In the listing below, pick out lines with "unde".

#####

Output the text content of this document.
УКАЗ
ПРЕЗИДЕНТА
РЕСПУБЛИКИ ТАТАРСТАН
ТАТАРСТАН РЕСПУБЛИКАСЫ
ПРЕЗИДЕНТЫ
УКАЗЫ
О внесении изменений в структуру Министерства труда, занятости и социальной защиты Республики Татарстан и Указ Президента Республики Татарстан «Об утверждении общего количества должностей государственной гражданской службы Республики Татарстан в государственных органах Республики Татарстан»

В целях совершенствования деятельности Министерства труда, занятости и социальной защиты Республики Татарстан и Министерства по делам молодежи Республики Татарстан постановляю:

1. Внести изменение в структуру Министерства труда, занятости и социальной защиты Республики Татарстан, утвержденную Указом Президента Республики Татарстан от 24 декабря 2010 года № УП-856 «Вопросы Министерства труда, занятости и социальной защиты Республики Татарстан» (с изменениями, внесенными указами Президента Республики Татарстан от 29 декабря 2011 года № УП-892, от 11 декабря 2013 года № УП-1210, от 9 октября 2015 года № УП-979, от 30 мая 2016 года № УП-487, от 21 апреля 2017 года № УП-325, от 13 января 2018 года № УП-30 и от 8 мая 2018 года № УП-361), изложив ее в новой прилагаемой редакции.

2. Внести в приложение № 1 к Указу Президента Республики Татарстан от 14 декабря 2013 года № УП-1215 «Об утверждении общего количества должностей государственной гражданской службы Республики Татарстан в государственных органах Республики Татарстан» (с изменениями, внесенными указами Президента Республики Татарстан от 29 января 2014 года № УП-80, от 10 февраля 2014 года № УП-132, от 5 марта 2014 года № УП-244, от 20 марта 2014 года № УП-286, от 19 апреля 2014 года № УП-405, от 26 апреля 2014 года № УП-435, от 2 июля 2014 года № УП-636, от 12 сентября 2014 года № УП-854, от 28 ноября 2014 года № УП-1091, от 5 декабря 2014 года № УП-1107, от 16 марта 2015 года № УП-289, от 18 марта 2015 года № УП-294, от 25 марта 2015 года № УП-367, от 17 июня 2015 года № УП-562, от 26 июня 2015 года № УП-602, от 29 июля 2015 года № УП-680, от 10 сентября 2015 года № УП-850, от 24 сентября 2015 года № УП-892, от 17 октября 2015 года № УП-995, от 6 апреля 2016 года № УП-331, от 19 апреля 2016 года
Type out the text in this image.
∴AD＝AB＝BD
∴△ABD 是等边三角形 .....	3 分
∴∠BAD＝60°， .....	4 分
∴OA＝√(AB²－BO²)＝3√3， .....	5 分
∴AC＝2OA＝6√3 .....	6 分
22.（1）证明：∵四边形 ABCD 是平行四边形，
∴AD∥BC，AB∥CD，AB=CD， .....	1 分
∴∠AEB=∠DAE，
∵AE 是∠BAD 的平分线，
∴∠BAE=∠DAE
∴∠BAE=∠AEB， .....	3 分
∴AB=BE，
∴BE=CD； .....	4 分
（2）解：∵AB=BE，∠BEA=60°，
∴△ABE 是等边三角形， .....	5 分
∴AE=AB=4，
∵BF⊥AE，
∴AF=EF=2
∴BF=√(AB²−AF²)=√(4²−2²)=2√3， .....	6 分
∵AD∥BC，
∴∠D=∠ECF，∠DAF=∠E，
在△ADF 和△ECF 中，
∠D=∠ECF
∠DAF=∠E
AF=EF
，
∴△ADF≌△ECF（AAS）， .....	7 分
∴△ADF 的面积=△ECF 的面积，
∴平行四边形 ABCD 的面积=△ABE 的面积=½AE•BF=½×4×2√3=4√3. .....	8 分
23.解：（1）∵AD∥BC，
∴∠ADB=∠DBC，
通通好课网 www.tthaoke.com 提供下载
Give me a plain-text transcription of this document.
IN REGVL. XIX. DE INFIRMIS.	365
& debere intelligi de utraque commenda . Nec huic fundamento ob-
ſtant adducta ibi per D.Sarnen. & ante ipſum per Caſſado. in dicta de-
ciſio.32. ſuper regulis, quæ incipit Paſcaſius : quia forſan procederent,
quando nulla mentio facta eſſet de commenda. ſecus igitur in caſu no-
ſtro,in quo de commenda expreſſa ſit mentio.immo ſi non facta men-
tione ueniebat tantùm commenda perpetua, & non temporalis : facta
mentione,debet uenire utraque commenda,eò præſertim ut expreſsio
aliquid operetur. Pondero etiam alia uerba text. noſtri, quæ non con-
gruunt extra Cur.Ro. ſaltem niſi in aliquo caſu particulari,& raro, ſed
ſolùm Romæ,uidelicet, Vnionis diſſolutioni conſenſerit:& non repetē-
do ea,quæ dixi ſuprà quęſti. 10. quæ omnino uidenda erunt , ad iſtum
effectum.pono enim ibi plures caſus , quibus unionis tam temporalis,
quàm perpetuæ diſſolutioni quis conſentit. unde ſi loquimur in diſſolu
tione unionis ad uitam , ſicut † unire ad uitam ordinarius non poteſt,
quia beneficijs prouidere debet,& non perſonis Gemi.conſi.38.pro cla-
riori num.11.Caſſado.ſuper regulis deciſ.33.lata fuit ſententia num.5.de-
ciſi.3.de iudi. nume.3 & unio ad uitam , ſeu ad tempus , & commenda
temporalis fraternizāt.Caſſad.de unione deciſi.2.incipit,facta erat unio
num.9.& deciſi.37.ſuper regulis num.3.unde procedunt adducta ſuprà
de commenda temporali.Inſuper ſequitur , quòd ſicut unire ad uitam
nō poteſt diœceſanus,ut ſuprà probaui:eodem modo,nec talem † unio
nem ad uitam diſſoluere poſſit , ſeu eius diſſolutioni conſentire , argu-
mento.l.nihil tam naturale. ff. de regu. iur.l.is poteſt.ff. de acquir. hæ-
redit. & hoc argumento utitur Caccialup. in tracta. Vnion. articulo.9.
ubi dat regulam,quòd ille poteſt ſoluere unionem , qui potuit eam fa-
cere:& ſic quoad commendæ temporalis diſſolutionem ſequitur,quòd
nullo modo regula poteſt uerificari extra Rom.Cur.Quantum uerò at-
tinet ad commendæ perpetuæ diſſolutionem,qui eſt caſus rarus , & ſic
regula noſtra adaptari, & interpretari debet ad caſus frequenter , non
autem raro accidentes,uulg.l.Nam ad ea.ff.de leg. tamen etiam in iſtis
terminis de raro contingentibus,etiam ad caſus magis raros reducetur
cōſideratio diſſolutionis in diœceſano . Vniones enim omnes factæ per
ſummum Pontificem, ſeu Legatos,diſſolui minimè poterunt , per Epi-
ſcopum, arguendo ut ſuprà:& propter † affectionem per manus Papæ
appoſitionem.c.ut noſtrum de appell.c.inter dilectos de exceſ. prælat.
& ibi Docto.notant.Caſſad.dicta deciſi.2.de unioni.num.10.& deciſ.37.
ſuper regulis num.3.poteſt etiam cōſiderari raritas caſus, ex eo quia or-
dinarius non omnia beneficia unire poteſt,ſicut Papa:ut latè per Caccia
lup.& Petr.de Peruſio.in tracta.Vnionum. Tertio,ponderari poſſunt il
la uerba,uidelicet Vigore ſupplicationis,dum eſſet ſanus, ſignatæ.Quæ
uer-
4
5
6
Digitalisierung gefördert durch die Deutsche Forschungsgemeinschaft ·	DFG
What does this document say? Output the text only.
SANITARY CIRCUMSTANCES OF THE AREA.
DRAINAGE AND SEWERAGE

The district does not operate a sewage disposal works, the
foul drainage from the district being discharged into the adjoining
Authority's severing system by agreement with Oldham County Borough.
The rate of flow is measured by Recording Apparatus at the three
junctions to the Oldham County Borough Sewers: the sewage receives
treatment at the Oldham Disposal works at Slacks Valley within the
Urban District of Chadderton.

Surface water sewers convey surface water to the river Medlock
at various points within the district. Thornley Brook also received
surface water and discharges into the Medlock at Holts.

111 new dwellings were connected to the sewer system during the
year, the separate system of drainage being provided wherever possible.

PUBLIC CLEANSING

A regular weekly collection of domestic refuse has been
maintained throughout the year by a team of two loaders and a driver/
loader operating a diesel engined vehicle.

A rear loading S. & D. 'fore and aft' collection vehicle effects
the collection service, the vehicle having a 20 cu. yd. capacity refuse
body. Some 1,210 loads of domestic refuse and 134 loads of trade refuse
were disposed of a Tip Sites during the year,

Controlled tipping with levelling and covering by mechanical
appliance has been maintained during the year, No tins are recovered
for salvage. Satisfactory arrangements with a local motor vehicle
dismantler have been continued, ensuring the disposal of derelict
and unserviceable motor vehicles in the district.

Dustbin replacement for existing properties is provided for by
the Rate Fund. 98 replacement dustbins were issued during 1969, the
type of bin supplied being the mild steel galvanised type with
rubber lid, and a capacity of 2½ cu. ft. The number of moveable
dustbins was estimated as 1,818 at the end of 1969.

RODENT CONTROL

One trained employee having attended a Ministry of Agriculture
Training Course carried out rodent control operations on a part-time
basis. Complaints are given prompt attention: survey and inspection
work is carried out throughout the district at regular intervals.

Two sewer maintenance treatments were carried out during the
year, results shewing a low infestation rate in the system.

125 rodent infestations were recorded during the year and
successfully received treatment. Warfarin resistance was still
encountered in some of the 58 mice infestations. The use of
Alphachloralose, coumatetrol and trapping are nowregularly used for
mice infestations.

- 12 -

#####

— Exercise result —
quàm perpetuæ diſſolutioni quis conſentit. unde ſi loquimur in diſſolu
num.9.& deciſi.37.ſuper regulis num.3.unde procedunt adducta ſuprà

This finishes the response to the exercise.